EXERCISE: Each entry below should appear again exactly as written, without pictures.

§

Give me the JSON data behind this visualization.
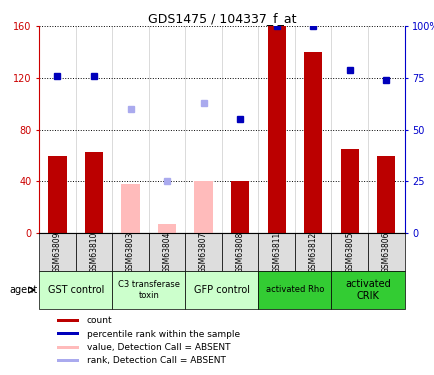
{
  "title": "GDS1475 / 104337_f_at",
  "samples": [
    "GSM63809",
    "GSM63810",
    "GSM63803",
    "GSM63804",
    "GSM63807",
    "GSM63808",
    "GSM63811",
    "GSM63812",
    "GSM63805",
    "GSM63806"
  ],
  "count_values": [
    60,
    63,
    null,
    null,
    null,
    40,
    160,
    140,
    65,
    60
  ],
  "count_absent": [
    null,
    null,
    38,
    7,
    40,
    null,
    null,
    null,
    null,
    null
  ],
  "percentile_values": [
    76,
    76,
    null,
    null,
    null,
    55,
    100,
    100,
    79,
    74
  ],
  "percentile_absent": [
    null,
    null,
    60,
    25,
    63,
    null,
    null,
    null,
    null,
    null
  ],
  "ylim_left": [
    0,
    160
  ],
  "ylim_right": [
    0,
    100
  ],
  "yticks_left": [
    0,
    40,
    80,
    120,
    160
  ],
  "yticks_right": [
    0,
    25,
    50,
    75,
    100
  ],
  "ytick_labels_left": [
    "0",
    "40",
    "80",
    "120",
    "160"
  ],
  "ytick_labels_right": [
    "0",
    "25",
    "50",
    "75",
    "100%"
  ],
  "groups": [
    {
      "label": "GST control",
      "start": 0,
      "end": 2,
      "color": "#ccffcc",
      "font_size": 7
    },
    {
      "label": "C3 transferase\ntoxin",
      "start": 2,
      "end": 4,
      "color": "#ccffcc",
      "font_size": 6
    },
    {
      "label": "GFP control",
      "start": 4,
      "end": 6,
      "color": "#ccffcc",
      "font_size": 7
    },
    {
      "label": "activated Rho",
      "start": 6,
      "end": 8,
      "color": "#33cc33",
      "font_size": 6
    },
    {
      "label": "activated\nCRIK",
      "start": 8,
      "end": 10,
      "color": "#33cc33",
      "font_size": 7
    }
  ],
  "bar_color": "#bb0000",
  "bar_absent_color": "#ffbbbb",
  "dot_color": "#0000bb",
  "dot_absent_color": "#aaaaee",
  "agent_label": "agent",
  "legend_items": [
    {
      "color": "#bb0000",
      "label": "count"
    },
    {
      "color": "#0000bb",
      "label": "percentile rank within the sample"
    },
    {
      "color": "#ffbbbb",
      "label": "value, Detection Call = ABSENT"
    },
    {
      "color": "#aaaaee",
      "label": "rank, Detection Call = ABSENT"
    }
  ]
}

§

ANSWER:
Give me the JSON data behind this visualization.
{
  "title": "GDS1475 / 104337_f_at",
  "samples": [
    "GSM63809",
    "GSM63810",
    "GSM63803",
    "GSM63804",
    "GSM63807",
    "GSM63808",
    "GSM63811",
    "GSM63812",
    "GSM63805",
    "GSM63806"
  ],
  "count_values": [
    60,
    63,
    null,
    null,
    null,
    40,
    160,
    140,
    65,
    60
  ],
  "count_absent": [
    null,
    null,
    38,
    7,
    40,
    null,
    null,
    null,
    null,
    null
  ],
  "percentile_values": [
    76,
    76,
    null,
    null,
    null,
    55,
    100,
    100,
    79,
    74
  ],
  "percentile_absent": [
    null,
    null,
    60,
    25,
    63,
    null,
    null,
    null,
    null,
    null
  ],
  "ylim_left": [
    0,
    160
  ],
  "ylim_right": [
    0,
    100
  ],
  "yticks_left": [
    0,
    40,
    80,
    120,
    160
  ],
  "yticks_right": [
    0,
    25,
    50,
    75,
    100
  ],
  "ytick_labels_left": [
    "0",
    "40",
    "80",
    "120",
    "160"
  ],
  "ytick_labels_right": [
    "0",
    "25",
    "50",
    "75",
    "100%"
  ],
  "groups": [
    {
      "label": "GST control",
      "start": 0,
      "end": 2,
      "color": "#ccffcc",
      "font_size": 7
    },
    {
      "label": "C3 transferase\ntoxin",
      "start": 2,
      "end": 4,
      "color": "#ccffcc",
      "font_size": 6
    },
    {
      "label": "GFP control",
      "start": 4,
      "end": 6,
      "color": "#ccffcc",
      "font_size": 7
    },
    {
      "label": "activated Rho",
      "start": 6,
      "end": 8,
      "color": "#33cc33",
      "font_size": 6
    },
    {
      "label": "activated\nCRIK",
      "start": 8,
      "end": 10,
      "color": "#33cc33",
      "font_size": 7
    }
  ],
  "bar_color": "#bb0000",
  "bar_absent_color": "#ffbbbb",
  "dot_color": "#0000bb",
  "dot_absent_color": "#aaaaee",
  "agent_label": "agent",
  "legend_items": [
    {
      "color": "#bb0000",
      "label": "count"
    },
    {
      "color": "#0000bb",
      "label": "percentile rank within the sample"
    },
    {
      "color": "#ffbbbb",
      "label": "value, Detection Call = ABSENT"
    },
    {
      "color": "#aaaaee",
      "label": "rank, Detection Call = ABSENT"
    }
  ]
}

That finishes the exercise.